Count how many lines below include the string "чудо", and give that number without anything else.
*** RECORDED DATA
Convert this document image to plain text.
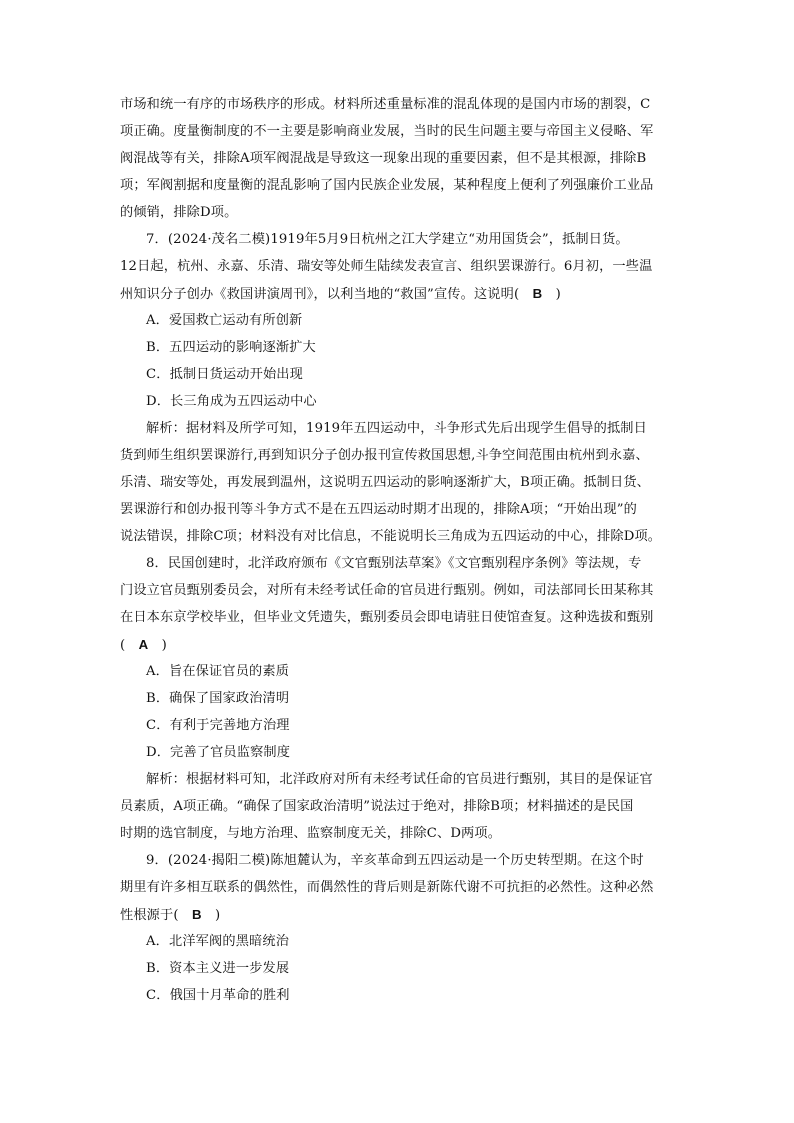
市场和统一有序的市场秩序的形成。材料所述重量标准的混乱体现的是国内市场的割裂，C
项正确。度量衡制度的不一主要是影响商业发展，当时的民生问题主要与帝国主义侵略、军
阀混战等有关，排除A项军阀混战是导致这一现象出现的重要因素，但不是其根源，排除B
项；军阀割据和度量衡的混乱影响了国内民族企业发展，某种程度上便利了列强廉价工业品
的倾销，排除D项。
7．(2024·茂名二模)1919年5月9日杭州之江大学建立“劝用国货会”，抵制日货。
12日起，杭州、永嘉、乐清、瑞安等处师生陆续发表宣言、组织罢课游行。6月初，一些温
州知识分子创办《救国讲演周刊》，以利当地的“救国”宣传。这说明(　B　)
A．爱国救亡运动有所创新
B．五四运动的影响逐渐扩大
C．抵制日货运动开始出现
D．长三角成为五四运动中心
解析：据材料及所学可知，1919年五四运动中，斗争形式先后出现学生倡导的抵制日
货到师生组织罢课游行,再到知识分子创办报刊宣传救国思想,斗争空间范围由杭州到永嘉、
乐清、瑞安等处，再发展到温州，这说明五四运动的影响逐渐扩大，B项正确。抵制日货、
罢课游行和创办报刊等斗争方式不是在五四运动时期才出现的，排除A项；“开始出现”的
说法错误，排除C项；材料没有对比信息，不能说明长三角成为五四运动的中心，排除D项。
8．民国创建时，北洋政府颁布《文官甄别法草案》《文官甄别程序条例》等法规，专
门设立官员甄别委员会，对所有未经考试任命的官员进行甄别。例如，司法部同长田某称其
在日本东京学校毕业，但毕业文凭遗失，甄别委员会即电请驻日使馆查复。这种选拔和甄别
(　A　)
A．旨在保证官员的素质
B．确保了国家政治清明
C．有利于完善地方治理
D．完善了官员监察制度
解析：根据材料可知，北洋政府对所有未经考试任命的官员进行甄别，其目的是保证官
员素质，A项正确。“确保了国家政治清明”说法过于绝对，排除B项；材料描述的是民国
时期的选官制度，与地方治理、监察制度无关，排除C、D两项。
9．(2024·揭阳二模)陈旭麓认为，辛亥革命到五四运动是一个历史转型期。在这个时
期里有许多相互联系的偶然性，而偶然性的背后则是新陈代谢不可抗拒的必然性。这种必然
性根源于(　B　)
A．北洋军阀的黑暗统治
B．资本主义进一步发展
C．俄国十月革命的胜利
******
*** RECORDED DATA
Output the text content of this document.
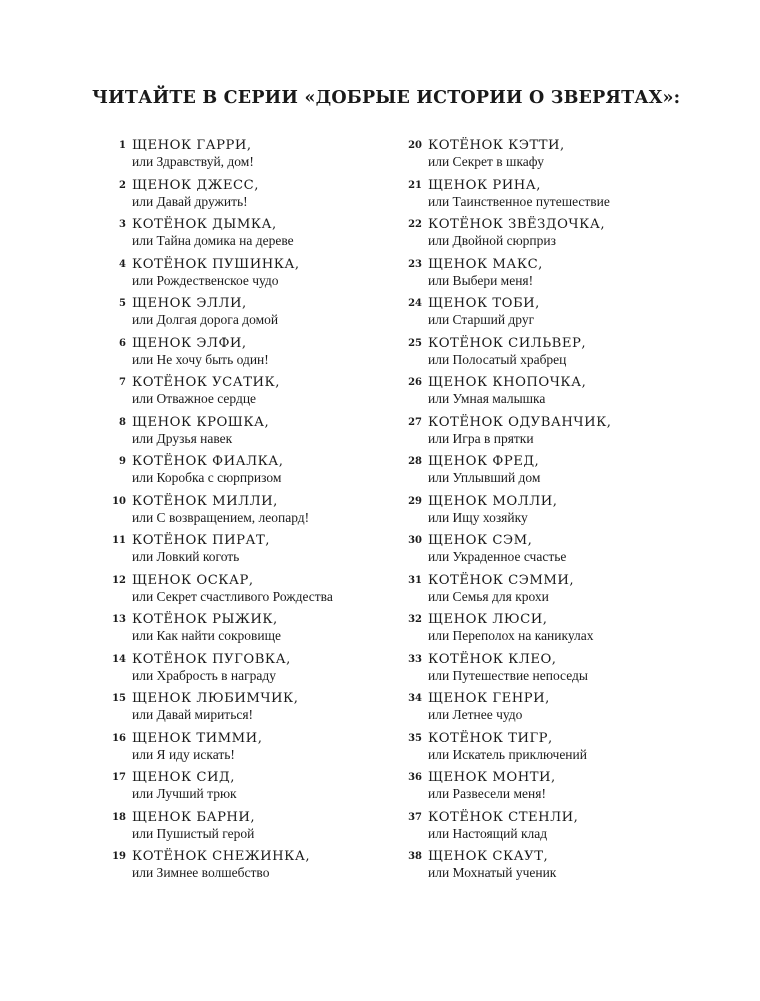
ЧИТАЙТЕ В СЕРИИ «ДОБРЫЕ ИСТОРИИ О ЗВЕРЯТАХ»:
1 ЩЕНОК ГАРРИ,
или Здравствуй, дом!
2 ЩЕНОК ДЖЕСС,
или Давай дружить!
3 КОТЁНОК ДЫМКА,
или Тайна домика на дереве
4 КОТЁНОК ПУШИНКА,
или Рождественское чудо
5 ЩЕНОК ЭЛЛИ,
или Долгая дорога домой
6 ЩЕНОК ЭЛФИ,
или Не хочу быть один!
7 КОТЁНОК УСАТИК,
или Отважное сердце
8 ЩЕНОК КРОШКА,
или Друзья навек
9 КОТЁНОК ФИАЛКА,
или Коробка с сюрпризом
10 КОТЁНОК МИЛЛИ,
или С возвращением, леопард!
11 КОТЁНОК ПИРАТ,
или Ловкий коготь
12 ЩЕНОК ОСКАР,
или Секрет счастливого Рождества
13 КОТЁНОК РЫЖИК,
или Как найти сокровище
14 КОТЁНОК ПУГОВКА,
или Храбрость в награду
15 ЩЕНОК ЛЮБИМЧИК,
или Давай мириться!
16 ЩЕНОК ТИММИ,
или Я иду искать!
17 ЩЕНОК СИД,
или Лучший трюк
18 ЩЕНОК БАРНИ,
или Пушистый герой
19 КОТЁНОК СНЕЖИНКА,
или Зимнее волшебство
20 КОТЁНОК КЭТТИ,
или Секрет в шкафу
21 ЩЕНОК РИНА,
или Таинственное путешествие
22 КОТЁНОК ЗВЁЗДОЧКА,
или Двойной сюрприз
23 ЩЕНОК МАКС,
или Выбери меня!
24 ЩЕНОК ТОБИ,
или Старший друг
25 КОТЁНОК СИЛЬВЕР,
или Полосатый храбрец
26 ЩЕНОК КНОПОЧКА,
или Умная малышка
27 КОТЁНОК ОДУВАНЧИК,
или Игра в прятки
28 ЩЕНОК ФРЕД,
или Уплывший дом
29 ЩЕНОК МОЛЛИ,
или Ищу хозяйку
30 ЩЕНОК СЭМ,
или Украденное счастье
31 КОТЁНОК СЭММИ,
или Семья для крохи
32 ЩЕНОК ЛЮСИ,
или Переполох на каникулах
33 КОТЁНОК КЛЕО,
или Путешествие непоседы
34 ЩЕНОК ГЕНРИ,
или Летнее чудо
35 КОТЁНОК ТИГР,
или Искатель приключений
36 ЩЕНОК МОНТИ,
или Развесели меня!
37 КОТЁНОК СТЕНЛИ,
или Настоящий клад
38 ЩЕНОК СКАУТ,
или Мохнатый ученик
******
*** RECORDED DATA
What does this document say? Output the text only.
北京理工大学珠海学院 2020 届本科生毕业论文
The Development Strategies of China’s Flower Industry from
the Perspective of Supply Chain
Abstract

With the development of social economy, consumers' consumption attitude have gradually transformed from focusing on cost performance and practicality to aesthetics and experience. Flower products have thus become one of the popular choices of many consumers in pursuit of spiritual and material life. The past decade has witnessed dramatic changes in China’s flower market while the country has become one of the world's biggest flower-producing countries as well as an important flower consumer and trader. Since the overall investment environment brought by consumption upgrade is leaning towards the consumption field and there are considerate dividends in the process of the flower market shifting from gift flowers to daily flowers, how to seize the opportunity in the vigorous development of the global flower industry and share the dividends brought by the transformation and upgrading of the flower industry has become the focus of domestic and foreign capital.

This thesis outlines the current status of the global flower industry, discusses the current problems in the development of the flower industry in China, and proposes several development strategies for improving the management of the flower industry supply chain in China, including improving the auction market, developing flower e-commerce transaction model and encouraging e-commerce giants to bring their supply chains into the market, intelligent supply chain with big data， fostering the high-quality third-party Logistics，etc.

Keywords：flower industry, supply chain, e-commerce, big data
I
******
• RESULT
2